Job =
Pull each line containing "Getting" out of the data and copy it.
[Start]
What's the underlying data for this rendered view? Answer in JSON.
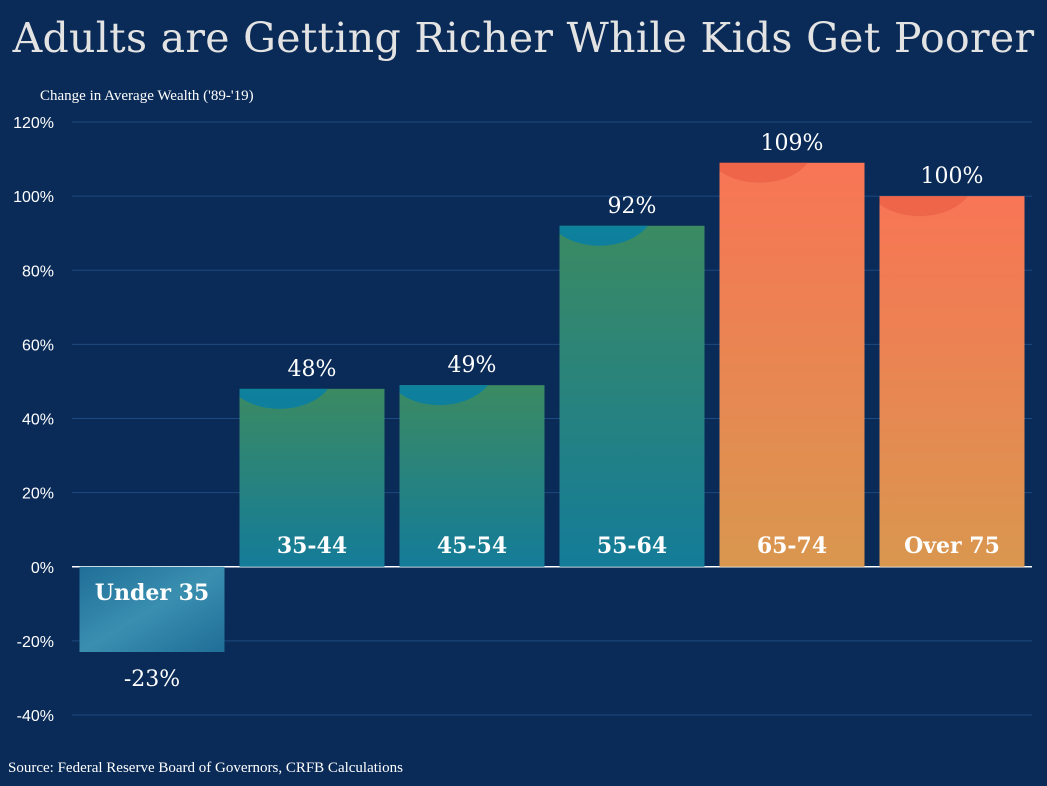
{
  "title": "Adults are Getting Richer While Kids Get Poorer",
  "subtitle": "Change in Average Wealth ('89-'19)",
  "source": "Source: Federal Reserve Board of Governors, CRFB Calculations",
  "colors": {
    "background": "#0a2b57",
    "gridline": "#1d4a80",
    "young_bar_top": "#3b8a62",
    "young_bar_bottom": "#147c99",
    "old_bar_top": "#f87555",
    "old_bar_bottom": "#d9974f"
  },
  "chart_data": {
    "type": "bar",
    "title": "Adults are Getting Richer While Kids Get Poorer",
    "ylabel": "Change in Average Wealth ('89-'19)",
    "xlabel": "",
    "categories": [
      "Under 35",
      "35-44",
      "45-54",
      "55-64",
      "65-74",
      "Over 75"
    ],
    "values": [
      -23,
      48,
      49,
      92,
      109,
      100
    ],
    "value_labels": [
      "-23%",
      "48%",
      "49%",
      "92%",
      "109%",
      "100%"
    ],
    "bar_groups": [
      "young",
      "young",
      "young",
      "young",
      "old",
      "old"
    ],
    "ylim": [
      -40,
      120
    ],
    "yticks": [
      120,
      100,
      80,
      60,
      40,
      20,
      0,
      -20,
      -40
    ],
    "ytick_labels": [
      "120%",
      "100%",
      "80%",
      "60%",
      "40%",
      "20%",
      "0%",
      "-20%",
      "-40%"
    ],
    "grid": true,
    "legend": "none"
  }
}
[End]
The response =
  "title": "Adults are Getting Richer While Kids Get Poorer",
    "title": "Adults are Getting Richer While Kids Get Poorer",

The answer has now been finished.